Your task:
Restate the listing below word for word, omitting any images.

(Figure content listings)
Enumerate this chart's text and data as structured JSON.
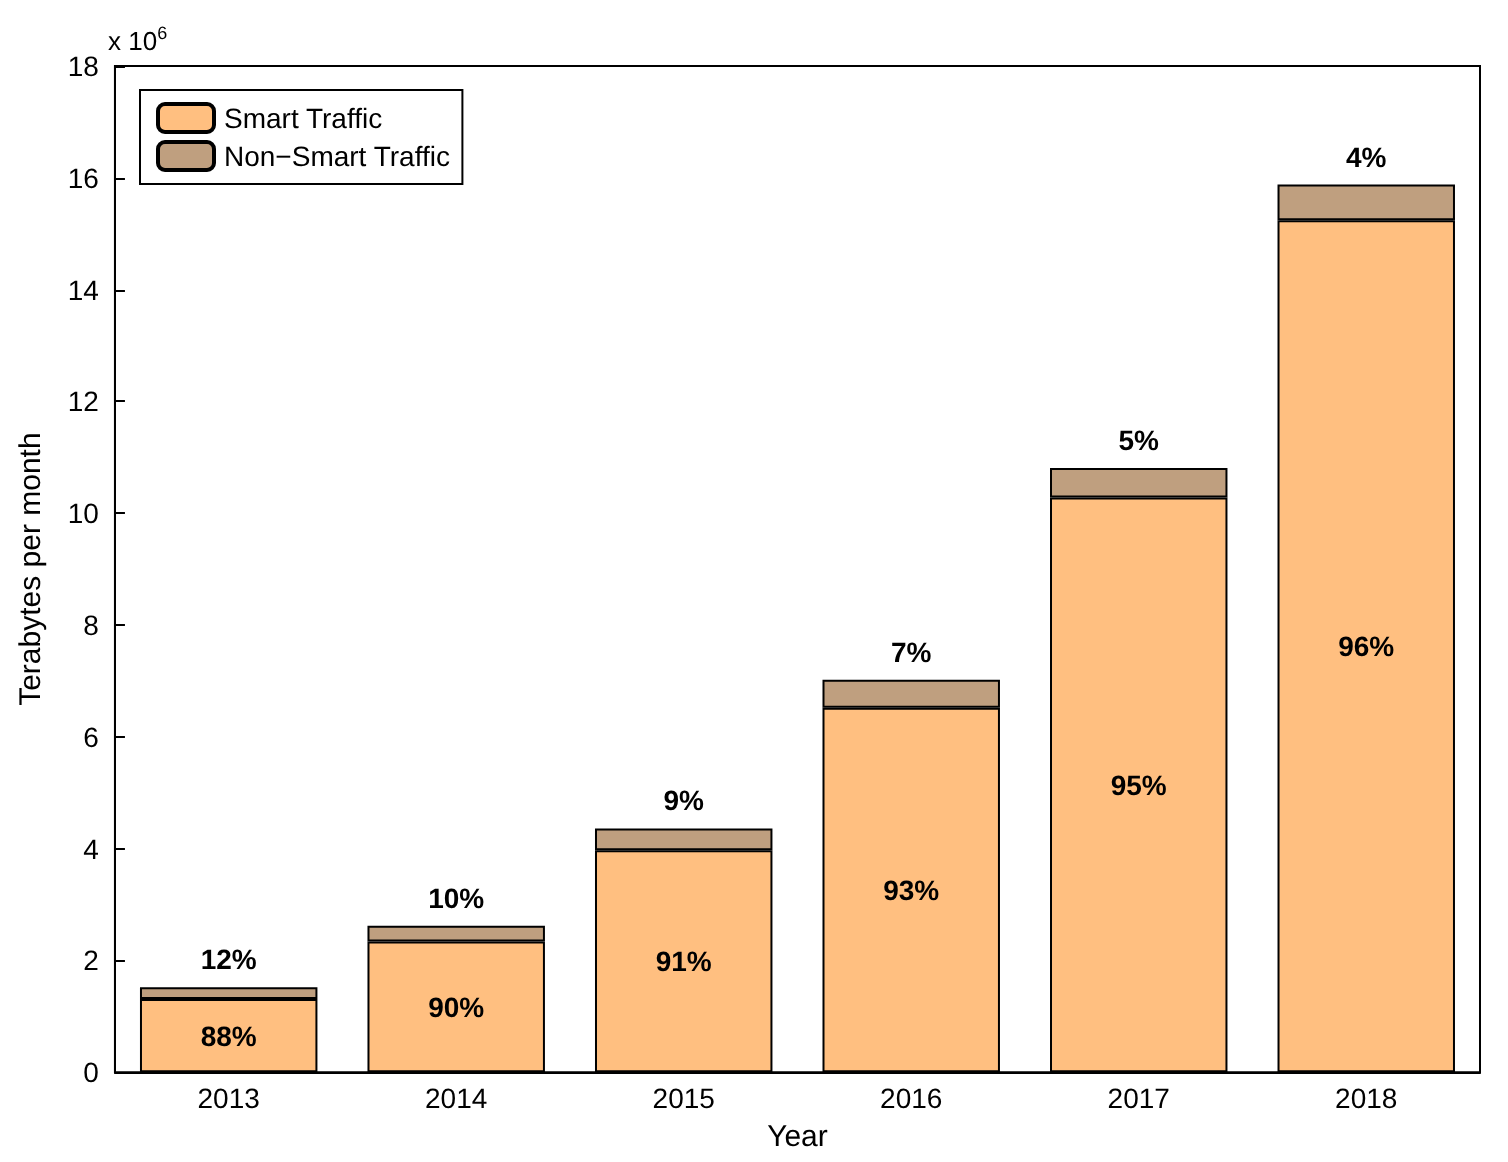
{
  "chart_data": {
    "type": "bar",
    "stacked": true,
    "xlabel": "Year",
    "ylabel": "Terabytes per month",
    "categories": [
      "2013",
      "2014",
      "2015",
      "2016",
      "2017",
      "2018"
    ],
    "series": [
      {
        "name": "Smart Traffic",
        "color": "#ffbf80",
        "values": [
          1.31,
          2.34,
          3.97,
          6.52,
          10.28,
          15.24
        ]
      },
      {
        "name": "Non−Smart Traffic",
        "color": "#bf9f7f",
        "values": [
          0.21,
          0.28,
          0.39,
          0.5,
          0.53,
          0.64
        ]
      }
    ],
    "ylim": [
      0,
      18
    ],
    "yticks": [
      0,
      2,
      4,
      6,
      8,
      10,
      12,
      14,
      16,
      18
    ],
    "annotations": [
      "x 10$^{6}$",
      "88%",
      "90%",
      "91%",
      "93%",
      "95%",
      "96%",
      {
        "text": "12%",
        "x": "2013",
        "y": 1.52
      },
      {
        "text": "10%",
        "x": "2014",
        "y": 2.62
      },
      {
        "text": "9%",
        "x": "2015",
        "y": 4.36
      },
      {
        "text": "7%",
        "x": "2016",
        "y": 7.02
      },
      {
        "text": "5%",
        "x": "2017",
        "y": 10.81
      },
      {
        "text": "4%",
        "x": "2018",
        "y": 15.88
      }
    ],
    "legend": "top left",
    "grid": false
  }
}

Result for this exercise:
Enumerate this chart's text and data as structured JSON.
{
  "chart_data": {
    "type": "bar",
    "stacked": true,
    "xlabel": "Year",
    "ylabel": "Terabytes per month",
    "categories": [
      "2013",
      "2014",
      "2015",
      "2016",
      "2017",
      "2018"
    ],
    "series": [
      {
        "name": "Smart Traffic",
        "color": "#ffbf80",
        "values": [
          1.31,
          2.34,
          3.97,
          6.52,
          10.28,
          15.24
        ]
      },
      {
        "name": "Non−Smart Traffic",
        "color": "#bf9f7f",
        "values": [
          0.21,
          0.28,
          0.39,
          0.5,
          0.53,
          0.64
        ]
      }
    ],
    "ylim": [
      0,
      18
    ],
    "yticks": [
      0,
      2,
      4,
      6,
      8,
      10,
      12,
      14,
      16,
      18
    ],
    "annotations": [
      "x 10$^{6}$",
      "88%",
      "90%",
      "91%",
      "93%",
      "95%",
      "96%",
      {
        "text": "12%",
        "x": "2013",
        "y": 1.52
      },
      {
        "text": "10%",
        "x": "2014",
        "y": 2.62
      },
      {
        "text": "9%",
        "x": "2015",
        "y": 4.36
      },
      {
        "text": "7%",
        "x": "2016",
        "y": 7.02
      },
      {
        "text": "5%",
        "x": "2017",
        "y": 10.81
      },
      {
        "text": "4%",
        "x": "2018",
        "y": 15.88
      }
    ],
    "legend": "top left",
    "grid": false
  }
}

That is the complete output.